BEGIN THE RECORDS

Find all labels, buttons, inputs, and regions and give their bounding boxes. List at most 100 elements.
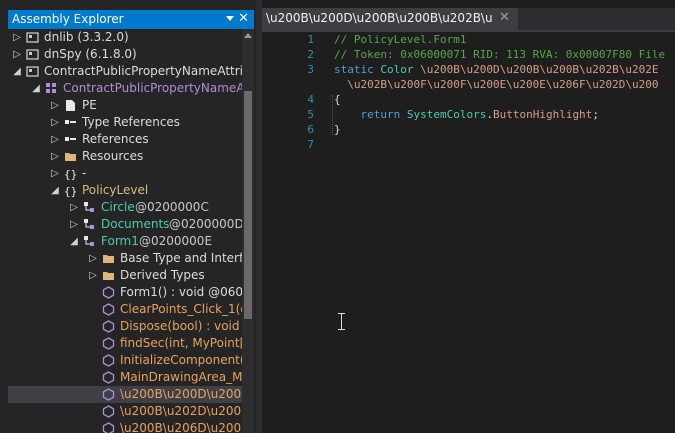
expand-arrow-icon[interactable]: ▷ bbox=[50, 114, 60, 131]
code-line[interactable]: 7 bbox=[262, 137, 675, 152]
method-icon bbox=[102, 371, 115, 384]
tree-row-label: Documents bbox=[101, 217, 170, 231]
folder-icon bbox=[102, 252, 115, 265]
tree-row-label: \u200B\u202D\u200E\ bbox=[120, 404, 242, 418]
code-line[interactable]: 3 static Color \u200B\u200D\u200B\u200B\u… bbox=[262, 62, 675, 77]
tree-row-label: dnSpy (6.1.8.0) bbox=[44, 47, 137, 61]
line-number: 2 bbox=[307, 48, 314, 61]
tree-row-label: Derived Types bbox=[120, 268, 205, 282]
collapse-arrow-icon[interactable]: ◢ bbox=[50, 182, 60, 199]
tree-row-label: \u200B\u206D\u200E\ bbox=[120, 421, 242, 433]
expand-arrow-icon[interactable]: ▷ bbox=[69, 199, 79, 216]
tree-row[interactable]: \u200B\u202D\u200E\ bbox=[8, 403, 242, 420]
code-text: } bbox=[334, 122, 341, 137]
expand-arrow-icon[interactable]: ▷ bbox=[88, 267, 98, 284]
expand-arrow-icon[interactable]: ▷ bbox=[50, 131, 60, 148]
code-token: // Token: 0x06000071 RID: 113 RVA: 0x000… bbox=[334, 48, 666, 61]
svg-text:{}: {} bbox=[64, 185, 77, 197]
code-line[interactable]: \u202B\u200F\u200F\u200E\u200E\u206F\u20… bbox=[262, 77, 675, 92]
collapse-arrow-icon[interactable]: ◢ bbox=[31, 80, 41, 97]
scrollbar-thumb[interactable] bbox=[244, 91, 252, 319]
line-number: 5 bbox=[307, 108, 314, 121]
code-token: ButtonHighlight bbox=[492, 108, 593, 121]
code-token: Color bbox=[380, 63, 421, 76]
tab-strip: \u200B\u200D\u200B\u200B\u202B\u202... ✕ bbox=[262, 8, 675, 30]
tree-row[interactable]: ▷ dnSpy (6.1.8.0) bbox=[8, 46, 242, 63]
code-token: ; bbox=[592, 108, 599, 121]
tree-row[interactable]: \u200B\u200D\u200B\ bbox=[8, 386, 242, 403]
code-editor[interactable]: \u200B\u200D\u200B\u200B\u202B\u202... ✕… bbox=[262, 0, 675, 433]
code-text: // Token: 0x06000071 RID: 113 RVA: 0x000… bbox=[334, 47, 665, 62]
tree-row-label: Base Type and Interfac bbox=[120, 251, 242, 265]
tree-row-label: InitializeComponent() bbox=[120, 353, 242, 367]
code-line[interactable]: 5 return SystemColors.ButtonHighlight; bbox=[262, 107, 675, 122]
tree-row[interactable]: ◢ Form1 @0200000E bbox=[8, 233, 242, 250]
method-icon bbox=[102, 320, 115, 333]
tab-close-icon[interactable]: ✕ bbox=[499, 10, 510, 25]
tree-row[interactable]: ◢ {} PolicyLevel bbox=[8, 182, 242, 199]
metadata-token: @0200000D bbox=[169, 217, 242, 231]
file-icon bbox=[64, 99, 77, 112]
expand-arrow-icon[interactable]: ▷ bbox=[12, 46, 22, 63]
close-icon[interactable]: ✕ bbox=[238, 10, 249, 28]
folder-icon bbox=[64, 150, 77, 163]
tree-row[interactable]: ▷ Documents @0200000D bbox=[8, 216, 242, 233]
tree-row[interactable]: ▷ References bbox=[8, 131, 242, 148]
code-token: // PolicyLevel.Form1 bbox=[334, 33, 467, 46]
tree-row[interactable]: ClearPoints_Click_1(ob bbox=[8, 301, 242, 318]
method-icon bbox=[102, 422, 115, 433]
tree-row[interactable]: MainDrawingArea_Mo bbox=[8, 369, 242, 386]
tree-row[interactable]: ▷ dnlib (3.3.2.0) bbox=[8, 29, 242, 46]
dropdown-arrow-icon[interactable] bbox=[226, 16, 234, 21]
scroll-up-arrow-icon[interactable] bbox=[244, 33, 252, 38]
method-icon bbox=[102, 286, 115, 299]
panel-title: Assembly Explorer bbox=[12, 12, 124, 26]
collapse-arrow-icon[interactable]: ◢ bbox=[69, 233, 79, 250]
tree-row[interactable]: ▷ {} - bbox=[8, 165, 242, 182]
class-icon bbox=[83, 218, 96, 231]
tree-row-label: ContractPublicPropertyNameAttrib bbox=[63, 81, 242, 95]
expand-arrow-icon[interactable]: ▷ bbox=[12, 29, 22, 46]
svg-text:{}: {} bbox=[64, 168, 77, 180]
class-icon bbox=[83, 235, 96, 248]
line-number: 4 bbox=[307, 93, 314, 106]
code-area[interactable]: 1 // PolicyLevel.Form1 2 // Token: 0x060000… bbox=[262, 32, 675, 433]
code-line[interactable]: 1 // PolicyLevel.Form1 bbox=[262, 32, 675, 47]
tree-row[interactable]: ▷ PE bbox=[8, 97, 242, 114]
tree-row-label: ClearPoints_Click_1(ob bbox=[120, 302, 242, 316]
code-text: { bbox=[334, 92, 341, 107]
code-token: \u200B\u200D\u200B\u200B\u202B\u202E bbox=[420, 63, 659, 76]
tree-row[interactable]: ▷ Circle @0200000C bbox=[8, 199, 242, 216]
tree-row-label: PE bbox=[82, 98, 97, 112]
tree-row[interactable]: Dispose(bool) : void @ bbox=[8, 318, 242, 335]
tree-scrollbar[interactable] bbox=[242, 29, 254, 433]
assembly-tree[interactable]: ▷ dnlib (3.3.2.0) ▷ dnSpy (6.1.8.0) ◢ Contrac… bbox=[8, 29, 242, 433]
expand-arrow-icon[interactable]: ▷ bbox=[50, 97, 60, 114]
expand-arrow-icon[interactable]: ▷ bbox=[50, 148, 60, 165]
tree-row[interactable]: Form1() : void @06000 bbox=[8, 284, 242, 301]
assembly-explorer-panel: Assembly Explorer ✕ ▷ dnlib (3.3.2.0) ▷ dnS… bbox=[0, 0, 256, 433]
code-line[interactable]: 6} bbox=[262, 122, 675, 137]
code-text: return SystemColors.ButtonHighlight; bbox=[334, 107, 599, 122]
tree-row[interactable]: ▷ Base Type and Interfac bbox=[8, 250, 242, 267]
tree-row[interactable]: ▷ Resources bbox=[8, 148, 242, 165]
method-icon bbox=[102, 303, 115, 316]
tree-row[interactable]: ▷ Type References bbox=[8, 114, 242, 131]
tree-row[interactable]: ◢ ContractPublicPropertyNameAttrib bbox=[8, 80, 242, 97]
code-token: . bbox=[486, 108, 493, 121]
tree-row[interactable]: \u200B\u206D\u200E\ bbox=[8, 420, 242, 433]
expand-arrow-icon[interactable]: ▷ bbox=[69, 216, 79, 233]
tree-row-label: PolicyLevel bbox=[82, 183, 149, 197]
tree-row[interactable]: findSec(int, MyPoint[] bbox=[8, 335, 242, 352]
tree-row-label: - bbox=[82, 166, 87, 180]
code-line[interactable]: 2 // Token: 0x06000071 RID: 113 RVA: 0x00… bbox=[262, 47, 675, 62]
expand-arrow-icon[interactable]: ▷ bbox=[88, 250, 98, 267]
code-line[interactable]: 4{ bbox=[262, 92, 675, 107]
tree-row[interactable]: ▷ Derived Types bbox=[8, 267, 242, 284]
expand-arrow-icon[interactable]: ▷ bbox=[50, 165, 60, 182]
tree-row[interactable]: ◢ ContractPublicPropertyNameAttrib ( bbox=[8, 63, 242, 80]
editor-tab[interactable]: \u200B\u200D\u200B\u200B\u202B\u202... ✕ bbox=[262, 8, 518, 30]
collapse-arrow-icon[interactable]: ◢ bbox=[12, 63, 22, 80]
code-text: static Color \u200B\u200D\u200B\u200B\u2… bbox=[334, 62, 659, 77]
tree-row[interactable]: InitializeComponent() bbox=[8, 352, 242, 369]
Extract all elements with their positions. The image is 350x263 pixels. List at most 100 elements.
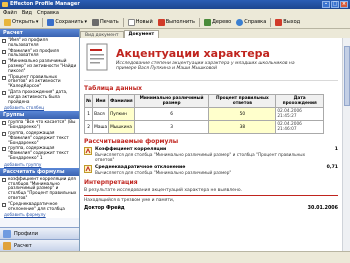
list-item[interactable]: "Процент правильных ответов" из активнос… [2, 74, 77, 89]
report-nav-button[interactable]: Расчет [0, 239, 79, 251]
table-cell: 3 [133, 120, 210, 134]
column-header: № [83, 94, 94, 108]
report-icon [3, 241, 11, 250]
signature-note: Находящийся в трезвом уме и памяти, [84, 198, 175, 204]
data-table-title: Таблица данных [84, 85, 142, 92]
list-item[interactable]: "Имя" из профиля пользователя [2, 37, 77, 48]
checkbox[interactable] [2, 147, 6, 152]
checkbox[interactable] [2, 39, 6, 43]
checkbox[interactable] [2, 202, 6, 207]
menu-help[interactable]: Справка [37, 10, 59, 16]
table-cell: Вася [92, 107, 110, 121]
column-header: Фамилия [108, 94, 135, 108]
column-header: Минимально различимый размер [133, 94, 210, 108]
help-icon [236, 18, 244, 26]
list-item[interactable]: группа, содержащая "Фамилия" содержит те… [2, 130, 77, 145]
toolbar-separator [122, 17, 124, 27]
list-item[interactable]: группа "Все что касается" (Вы "Бондаренк… [2, 120, 77, 130]
save-button[interactable]: Сохранить ▾ [45, 17, 89, 28]
add-formula-link[interactable]: добавить формулу [2, 212, 77, 217]
document-view: Акцентуации характера Исследование степе… [80, 38, 342, 251]
vertical-scrollbar[interactable] [342, 38, 350, 251]
list-item[interactable]: "Фамилия" из профиля пользователя [2, 48, 77, 59]
folder-open-icon [4, 18, 11, 26]
menu-view[interactable]: Вид [22, 10, 32, 16]
toolbar-separator [198, 17, 200, 27]
formula-icon [84, 147, 92, 155]
signature-date: 30.01.2006 [307, 206, 338, 212]
print-button[interactable]: Печать [90, 17, 121, 28]
list-item[interactable]: коэффициент корреляции для столбцов "Мин… [2, 176, 77, 201]
profiles-nav-button[interactable]: Профили [0, 227, 79, 239]
list-item[interactable]: "Дата прохождения" дата, когда активност… [2, 89, 77, 104]
table-row: 1 Вася Пупкин 6 50 02.04.2006 21:45:27 [83, 107, 324, 121]
formula-icon [84, 164, 92, 173]
maximize-button[interactable]: □ [331, 1, 339, 8]
formulas-panel: коэффициент корреляции для столбцов "Мин… [0, 175, 79, 219]
checkbox[interactable] [2, 90, 6, 95]
tree-button[interactable]: Дерево [202, 17, 233, 28]
table-cell: 2 [83, 120, 94, 134]
menu-bar: Файл Вид Справка [0, 9, 350, 16]
checkbox[interactable] [2, 121, 6, 126]
menu-file[interactable]: Файл [3, 10, 17, 16]
toolbar: Открыть ▾ Сохранить ▾ Печать Новый Выполни… [0, 16, 350, 29]
help-button[interactable]: Справка [234, 17, 268, 28]
document-icon [86, 43, 108, 71]
exit-button[interactable]: Выход [273, 17, 302, 28]
table-header-row: № Имя Фамилия Минимально различимый разм… [83, 94, 324, 108]
main-pane: Вид документ Документ Акцентуации характ… [80, 29, 350, 251]
column-header: Имя [92, 94, 110, 108]
tab-strip: Вид документ Документ [80, 29, 350, 38]
tree-icon [203, 18, 211, 26]
table-cell: 38 [208, 120, 277, 134]
formula-item: Коэффициент корреляции Вычисляется для с… [84, 147, 338, 163]
data-table: № Имя Фамилия Минимально различимый разм… [83, 94, 324, 134]
report-panel-header[interactable]: Расчет [0, 29, 79, 37]
app-icon [2, 2, 8, 7]
tab-document[interactable]: Документ [123, 30, 160, 38]
scrollbar-thumb[interactable] [344, 46, 350, 106]
list-item[interactable]: "Среднеквадратичное отклонение" для стол… [2, 201, 77, 212]
interpretation-title: Интерпретация [84, 179, 138, 187]
add-group-link[interactable]: добавить группу [2, 162, 77, 167]
save-icon [47, 18, 55, 26]
profiles-icon [3, 229, 11, 238]
open-button[interactable]: Открыть ▾ [2, 17, 40, 28]
new-icon [127, 18, 135, 26]
checkbox[interactable] [2, 60, 6, 65]
left-pane: Расчет "Имя" из профиля пользователя "Фа… [0, 29, 80, 251]
list-item[interactable]: "Минимально различимый размер" из активн… [2, 58, 77, 73]
formulas-panel-header[interactable]: Рассчитать формулы [0, 167, 79, 176]
groups-panel: группа "Все что касается" (Вы "Бондаренк… [0, 119, 79, 168]
status-bar [0, 251, 350, 263]
checkbox[interactable] [2, 49, 6, 54]
exit-icon [275, 18, 283, 26]
divider [84, 195, 338, 197]
table-cell: Пупкин [108, 107, 135, 121]
close-button[interactable]: × [340, 1, 348, 8]
formulas-title: Рассчитываемые формулы [84, 138, 179, 145]
formula-value: 0,71 [326, 164, 338, 170]
toolbar-separator [270, 17, 272, 27]
checkbox[interactable] [2, 131, 6, 136]
signer-name: Доктор Фрейд [84, 206, 125, 212]
table-cell: 50 [208, 107, 277, 121]
add-column-link[interactable]: добавить столбец [2, 105, 77, 110]
execute-icon [157, 18, 165, 26]
column-header: Дата прохождения [275, 94, 324, 108]
table-row: 2 Маша Мышкина 3 38 02.04.2006 21:46:07 [83, 120, 324, 134]
list-item[interactable]: группа, содержащая "Фамилия" содержит те… [2, 145, 77, 160]
breadcrumb: Вид документ [80, 31, 124, 38]
formula-description: Вычисляется для столбца "Минимально разл… [95, 152, 306, 162]
toolbar-separator [42, 17, 44, 27]
new-button[interactable]: Новый [126, 17, 155, 28]
minimize-button[interactable]: – [322, 1, 330, 8]
left-footer: Профили Расчет [0, 227, 79, 251]
checkbox[interactable] [2, 75, 6, 80]
groups-panel-header[interactable]: Группы [0, 111, 79, 120]
checkbox[interactable] [2, 177, 6, 182]
formula-value: 1 [334, 147, 338, 152]
table-cell: Маша [92, 120, 110, 134]
execute-button[interactable]: Выполнить [156, 17, 197, 28]
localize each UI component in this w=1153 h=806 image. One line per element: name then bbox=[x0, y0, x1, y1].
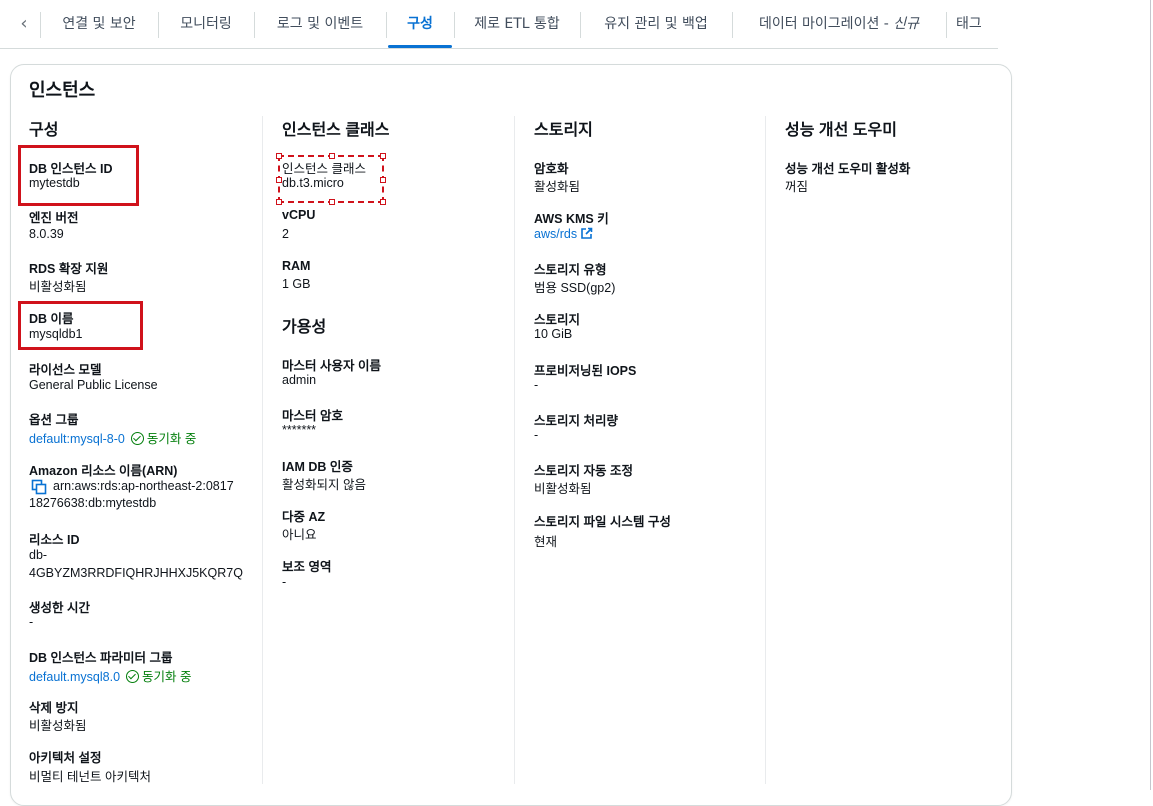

END THE RECORDS

WHAT TO WORK ON:
Retype the entries starting at the line that contains "expand-arrow-icon[interactable]: ▷ bbox=[50, 114, 60, 131]" and ending at the line that contains "folder-icon bbox=[102, 252, 115, 265]".

WRITTEN SOLUTION:
expand-arrow-icon[interactable]: ▷ bbox=[50, 114, 60, 131]
code-line[interactable]: 7 bbox=[262, 137, 675, 152]
method-icon bbox=[102, 371, 115, 384]
tree-row-label: Documents bbox=[101, 217, 170, 231]
folder-icon bbox=[102, 252, 115, 265]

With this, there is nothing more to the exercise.